# Tasks to complete:
[a] From the antitrust passage, quote word for word the part starting at "This Act also" and ending at "competition.".
[b] Answer these questions using the antitrust passage:
(i) Which two trusts does it name as among the most famous of their time?
(ii) Which president launched the trust-busting era in 1898?
(iii) In what year was the Clayton Act passed?

# Document passage:
Antitrust is the new economy- Richard A. Posner
Way back in 19th century there were several big giant businesses which were
known as
trusts. These trusts used to control the whole section of the economy
like railroads, sugar, coal, steel etc. Two of the most famous trusts at that
time were the U.S. Steel and Standard Oil.
They were monopolies which controlled
the supply of their products to maintain the price. The trust first appeared in
US railroads where the capital requirement of railroad construction precluded
competition services in then scarcely settled territories. This trust allowed
the railroads to discriminate on rates imposed and services provided to
consumers and businesses and to destroy the potential competitor.[i]
Due to the
formation of these controlled several markets, the vast number of citizens
become sufficiently aware and publicly concerned about the negative impact of
these trusts. So, between 1888 and 1890, thirteen states and the federal
government enacted antitrust legislation criminalizing combinations among
competitors intended to control the prices in the marketplace.[ii]
In 1898, Then President of United States William McKinley launched the
trust-busting era when he appointed several senators to the U.S. Industrial
Commission. Later, the Industrial Commission's report to President Theodore
Roosevelt laid the foundation for attacks on trusts and
malefactors of great wealth.[iii]
The Sherman Act[iv] is the United States' oldest antitrust law. It was passed in
1890. It made it illegal for the competitors to make an agreement with each
other that would limit competition for them.
This Act also made it illegal for a
business to be a monopoly if the company is cheating or not competing fairly. In
1914, the Clayton Act was passed to further tap on the antitrust practices such
as merger to control the prices and production. The Clayton Act tried to protect
the consumers by stopping mergers or acquisitions that are likely to stifle
competition.

# Data records:
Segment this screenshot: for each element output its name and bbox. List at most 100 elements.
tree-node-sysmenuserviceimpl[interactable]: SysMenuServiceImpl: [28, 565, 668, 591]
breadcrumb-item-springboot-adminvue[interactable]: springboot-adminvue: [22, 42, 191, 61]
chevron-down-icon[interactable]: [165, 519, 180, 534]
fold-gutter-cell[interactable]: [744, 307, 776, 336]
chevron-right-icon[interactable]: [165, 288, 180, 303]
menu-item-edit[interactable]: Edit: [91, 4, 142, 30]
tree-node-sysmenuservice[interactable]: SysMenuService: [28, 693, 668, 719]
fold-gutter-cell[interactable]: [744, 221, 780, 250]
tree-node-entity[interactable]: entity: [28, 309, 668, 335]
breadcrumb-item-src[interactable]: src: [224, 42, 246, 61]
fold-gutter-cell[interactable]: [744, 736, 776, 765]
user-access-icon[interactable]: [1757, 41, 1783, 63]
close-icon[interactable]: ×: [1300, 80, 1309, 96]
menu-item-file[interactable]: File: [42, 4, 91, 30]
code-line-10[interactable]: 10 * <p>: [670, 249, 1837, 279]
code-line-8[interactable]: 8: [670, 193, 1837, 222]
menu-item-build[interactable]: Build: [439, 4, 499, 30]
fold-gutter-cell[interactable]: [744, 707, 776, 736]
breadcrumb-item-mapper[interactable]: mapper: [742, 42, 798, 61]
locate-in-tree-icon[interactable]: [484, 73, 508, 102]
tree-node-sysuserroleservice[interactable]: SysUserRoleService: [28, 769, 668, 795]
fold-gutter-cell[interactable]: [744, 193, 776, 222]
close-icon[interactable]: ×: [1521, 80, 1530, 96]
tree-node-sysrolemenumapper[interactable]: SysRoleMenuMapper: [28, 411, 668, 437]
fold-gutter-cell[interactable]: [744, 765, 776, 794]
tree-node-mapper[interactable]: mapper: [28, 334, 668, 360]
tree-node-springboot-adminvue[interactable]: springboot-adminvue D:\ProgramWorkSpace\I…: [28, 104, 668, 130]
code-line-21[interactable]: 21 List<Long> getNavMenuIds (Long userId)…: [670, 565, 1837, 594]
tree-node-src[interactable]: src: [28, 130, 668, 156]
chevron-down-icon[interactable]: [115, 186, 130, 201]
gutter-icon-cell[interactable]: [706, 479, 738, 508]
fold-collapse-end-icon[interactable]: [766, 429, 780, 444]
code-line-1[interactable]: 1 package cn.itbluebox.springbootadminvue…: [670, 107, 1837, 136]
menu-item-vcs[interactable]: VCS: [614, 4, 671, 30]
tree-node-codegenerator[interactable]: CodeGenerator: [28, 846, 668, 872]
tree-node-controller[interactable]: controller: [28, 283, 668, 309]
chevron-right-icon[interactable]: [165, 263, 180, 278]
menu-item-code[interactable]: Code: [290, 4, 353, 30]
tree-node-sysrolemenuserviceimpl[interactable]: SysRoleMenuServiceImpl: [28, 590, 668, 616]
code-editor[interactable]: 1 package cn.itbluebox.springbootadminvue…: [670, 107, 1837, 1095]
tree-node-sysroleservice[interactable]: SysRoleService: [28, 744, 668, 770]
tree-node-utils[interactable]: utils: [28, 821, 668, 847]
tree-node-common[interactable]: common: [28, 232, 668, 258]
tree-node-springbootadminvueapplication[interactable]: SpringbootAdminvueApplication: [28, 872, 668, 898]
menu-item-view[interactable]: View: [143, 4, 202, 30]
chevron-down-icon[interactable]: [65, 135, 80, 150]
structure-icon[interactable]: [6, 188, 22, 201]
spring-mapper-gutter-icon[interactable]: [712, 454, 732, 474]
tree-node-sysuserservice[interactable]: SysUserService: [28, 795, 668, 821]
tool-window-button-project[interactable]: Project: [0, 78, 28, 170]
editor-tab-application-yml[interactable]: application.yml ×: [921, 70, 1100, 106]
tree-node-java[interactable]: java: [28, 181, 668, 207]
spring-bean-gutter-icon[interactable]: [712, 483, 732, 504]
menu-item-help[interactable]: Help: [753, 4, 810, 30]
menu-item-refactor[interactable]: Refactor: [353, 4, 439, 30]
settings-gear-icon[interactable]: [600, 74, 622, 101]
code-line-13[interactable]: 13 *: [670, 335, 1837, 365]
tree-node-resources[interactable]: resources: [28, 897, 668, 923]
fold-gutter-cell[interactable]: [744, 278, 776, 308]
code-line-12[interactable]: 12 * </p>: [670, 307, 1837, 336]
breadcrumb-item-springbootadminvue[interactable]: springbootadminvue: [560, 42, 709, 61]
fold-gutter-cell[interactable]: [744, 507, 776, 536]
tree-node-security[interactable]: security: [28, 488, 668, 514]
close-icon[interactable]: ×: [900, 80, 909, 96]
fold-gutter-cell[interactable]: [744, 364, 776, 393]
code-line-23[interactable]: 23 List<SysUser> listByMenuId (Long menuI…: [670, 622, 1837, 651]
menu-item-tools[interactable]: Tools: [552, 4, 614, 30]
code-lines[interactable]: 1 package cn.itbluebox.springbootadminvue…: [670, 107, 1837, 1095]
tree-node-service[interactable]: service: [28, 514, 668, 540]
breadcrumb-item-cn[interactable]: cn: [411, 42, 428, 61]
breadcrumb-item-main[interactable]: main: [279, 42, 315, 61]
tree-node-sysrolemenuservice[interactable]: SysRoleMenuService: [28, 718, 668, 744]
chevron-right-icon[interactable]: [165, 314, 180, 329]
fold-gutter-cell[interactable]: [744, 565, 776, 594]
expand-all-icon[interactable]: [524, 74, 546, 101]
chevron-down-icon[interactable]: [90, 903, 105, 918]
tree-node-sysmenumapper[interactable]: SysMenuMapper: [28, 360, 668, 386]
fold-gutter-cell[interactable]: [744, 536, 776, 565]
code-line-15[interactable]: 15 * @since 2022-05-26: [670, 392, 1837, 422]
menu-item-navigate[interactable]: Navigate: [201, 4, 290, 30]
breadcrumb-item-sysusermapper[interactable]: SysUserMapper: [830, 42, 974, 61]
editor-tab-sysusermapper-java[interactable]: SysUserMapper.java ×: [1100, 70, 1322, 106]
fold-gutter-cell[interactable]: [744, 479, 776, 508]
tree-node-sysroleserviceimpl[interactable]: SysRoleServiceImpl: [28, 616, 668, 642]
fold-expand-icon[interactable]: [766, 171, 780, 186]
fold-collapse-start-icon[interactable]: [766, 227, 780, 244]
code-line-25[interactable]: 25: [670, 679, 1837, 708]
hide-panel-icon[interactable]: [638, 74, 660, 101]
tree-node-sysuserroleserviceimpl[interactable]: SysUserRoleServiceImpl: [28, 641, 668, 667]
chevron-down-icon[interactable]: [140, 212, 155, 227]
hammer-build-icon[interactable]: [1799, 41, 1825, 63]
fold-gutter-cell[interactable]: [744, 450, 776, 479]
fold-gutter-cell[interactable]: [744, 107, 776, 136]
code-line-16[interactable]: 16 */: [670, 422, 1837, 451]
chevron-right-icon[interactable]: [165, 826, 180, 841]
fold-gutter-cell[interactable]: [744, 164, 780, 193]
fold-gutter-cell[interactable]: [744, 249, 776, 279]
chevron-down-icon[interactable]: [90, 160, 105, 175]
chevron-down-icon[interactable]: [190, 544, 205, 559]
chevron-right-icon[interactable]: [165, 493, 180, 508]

# Solutions for each task:
[a]
This Act also made it illegal for a
business to be a monopoly if the company is cheating or not competing fairly. In
1914, the Clayton Act was passed to further tap on the antitrust practices such
as merger to control the prices and production. The Clayton Act tried to protect
the consumers by stopping mergers or acquisitions that are likely to stifle
competition.

[b]
(i) U.S. Steel and Standard Oil
(ii) William McKinley
(iii) 1914